Posted by Jeffrey Wells on January 12, 2008 at 04:51 PM

An exceptionally well-cut tribute to the best 2007 dramas from Matt Shapiro, who regularly posts at http://www.worldofkj.com. The genius stroke is the use of Glen Hansard and Marketa Irglova's "Falling Slowly" as the "score." Notice Shapiro's choice of just the right cuts to accentuate the song's final four chords. One error: using a line of Juno dialogue at the very end. It messes with the mood.

Comments

I agree with that assessment Jeff. I was getting swept away by the song and the images, but then the Juno dialogue at the end kinda killed it.

Nice video, but I wish it featured a few shots of 4 MONTHS, BOURNE ULTIMATUM, and THINGS WE LOST IN THE FIRE. At least LUST, CAUTION and ZODIAC made brief appearances.

Pretty damn cool. Glad he stuck Sunshine in there. But it just makes me sorry I missed Michael Clayton, Darjeeling Limited, and a few others.

Yeah, I'm nitpicky, but I would have liked to see clips of CONTROL and THIS IS ENGLAND in there too.

Otherwise, that was beautiful.

Wow, that was fucking awesome...thanks Wells...just got back from seeing Charlie Wilson (LOVED it) and it was nice to see it included. This video reminds me of how amazing 2007 was and how it was probably the best of year of my life in terms of going to the movie theater. And now of course, after trying to get that song from Once out of my head for the last few months, it's now back in there! I gotta see There Will Be Blood again on the big screen.

--- Dataset ---
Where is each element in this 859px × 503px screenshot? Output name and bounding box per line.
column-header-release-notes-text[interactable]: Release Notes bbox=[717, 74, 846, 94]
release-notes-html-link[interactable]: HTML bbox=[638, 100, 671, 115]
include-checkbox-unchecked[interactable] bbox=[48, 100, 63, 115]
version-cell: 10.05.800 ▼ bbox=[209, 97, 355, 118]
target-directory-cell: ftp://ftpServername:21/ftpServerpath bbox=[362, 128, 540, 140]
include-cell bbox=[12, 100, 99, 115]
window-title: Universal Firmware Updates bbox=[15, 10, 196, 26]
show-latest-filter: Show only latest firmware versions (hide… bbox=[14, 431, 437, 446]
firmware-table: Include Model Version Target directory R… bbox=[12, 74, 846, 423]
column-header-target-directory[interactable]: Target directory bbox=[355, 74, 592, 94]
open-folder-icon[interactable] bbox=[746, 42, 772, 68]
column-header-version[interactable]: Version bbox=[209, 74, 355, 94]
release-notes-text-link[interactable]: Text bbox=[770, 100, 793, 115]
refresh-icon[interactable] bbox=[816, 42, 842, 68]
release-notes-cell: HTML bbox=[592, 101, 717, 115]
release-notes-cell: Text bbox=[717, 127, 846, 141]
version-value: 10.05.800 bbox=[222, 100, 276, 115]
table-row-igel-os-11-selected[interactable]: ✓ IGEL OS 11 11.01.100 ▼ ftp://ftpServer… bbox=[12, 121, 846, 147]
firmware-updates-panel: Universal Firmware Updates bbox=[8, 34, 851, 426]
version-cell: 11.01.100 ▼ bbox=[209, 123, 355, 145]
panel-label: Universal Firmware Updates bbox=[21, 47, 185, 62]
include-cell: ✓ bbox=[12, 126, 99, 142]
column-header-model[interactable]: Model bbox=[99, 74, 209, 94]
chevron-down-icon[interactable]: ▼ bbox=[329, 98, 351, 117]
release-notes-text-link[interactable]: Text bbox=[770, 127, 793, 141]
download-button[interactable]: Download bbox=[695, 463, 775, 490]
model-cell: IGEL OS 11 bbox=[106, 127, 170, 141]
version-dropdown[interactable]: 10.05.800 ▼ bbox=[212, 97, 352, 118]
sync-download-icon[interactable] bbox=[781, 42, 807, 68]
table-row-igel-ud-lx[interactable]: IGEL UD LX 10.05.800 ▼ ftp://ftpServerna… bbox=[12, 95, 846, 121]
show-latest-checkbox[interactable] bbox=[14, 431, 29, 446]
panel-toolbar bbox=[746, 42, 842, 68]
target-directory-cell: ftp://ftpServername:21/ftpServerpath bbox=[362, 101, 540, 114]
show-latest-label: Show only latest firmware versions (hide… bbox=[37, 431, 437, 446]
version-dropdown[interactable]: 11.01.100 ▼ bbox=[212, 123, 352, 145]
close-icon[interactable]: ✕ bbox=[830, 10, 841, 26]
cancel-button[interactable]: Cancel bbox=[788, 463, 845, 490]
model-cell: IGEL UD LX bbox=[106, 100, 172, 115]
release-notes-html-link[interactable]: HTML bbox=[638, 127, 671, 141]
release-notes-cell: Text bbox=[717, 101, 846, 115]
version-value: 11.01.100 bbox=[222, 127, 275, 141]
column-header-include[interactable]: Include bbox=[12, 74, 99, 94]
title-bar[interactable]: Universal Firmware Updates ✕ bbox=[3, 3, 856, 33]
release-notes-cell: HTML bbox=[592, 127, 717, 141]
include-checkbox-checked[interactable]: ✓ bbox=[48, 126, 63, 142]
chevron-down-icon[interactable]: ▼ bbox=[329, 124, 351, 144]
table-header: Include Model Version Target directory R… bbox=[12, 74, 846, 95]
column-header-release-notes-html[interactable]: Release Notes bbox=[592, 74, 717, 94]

--- Written request A ---
Reproduce the stretch from "Nice video, but" through "that was beautiful." in the post about the 2007 film tribute video.
--- Written request B ---
Please continue the post about the 2007 film tribute video from where it stops.

--- Written response A ---
Nice video, but I wish it featured a few shots of 4 MONTHS, BOURNE ULTIMATUM, and THINGS WE LOST IN THE FIRE. At least LUST, CAUTION and ZODIAC made brief appearances.

Pretty damn cool. Glad he stuck Sunshine in there. But it just makes me sorry I missed Michael Clayton, Darjeeling Limited, and a few others.

Yeah, I'm nitpicky, but I would have liked to see clips of CONTROL and THIS IS ENGLAND in there too.

Otherwise, that was beautiful.

--- Written response B ---
am i really the only one who found this (and all other things jeff posts of its ilk) to be utterly worthless? moreover, i hardly believe it to be "exceptionally cut" just because he matched a few explosions. would have been far more effective if it were cut thematically rather than for the occasional aesthetic match, and the juno quote at the end suggesting that all of these films were somehow connected but the sentiment therein expressed... is patently ridiculous. wow, i don't know why i'm so grumpy about this, the rangers won tonight and everything...

It's not just you, Aguirre; I dunno, the idea that someone could take scenes from the worst and the best films of the year and intercut them into some flat faux-middlebrow "epiphany" is depressing in a way that I don't even want to fully own up to...

That song is so gorgeous that I think you could set it to footage of someone washing their car and it would seem poignant and touching.

Not a bad little thing but I guess I don't expect to see clips from Knocked Up and Ratatouille in a short titled "A Year for Dramas". Not that they don't have dramatic moments, I guess...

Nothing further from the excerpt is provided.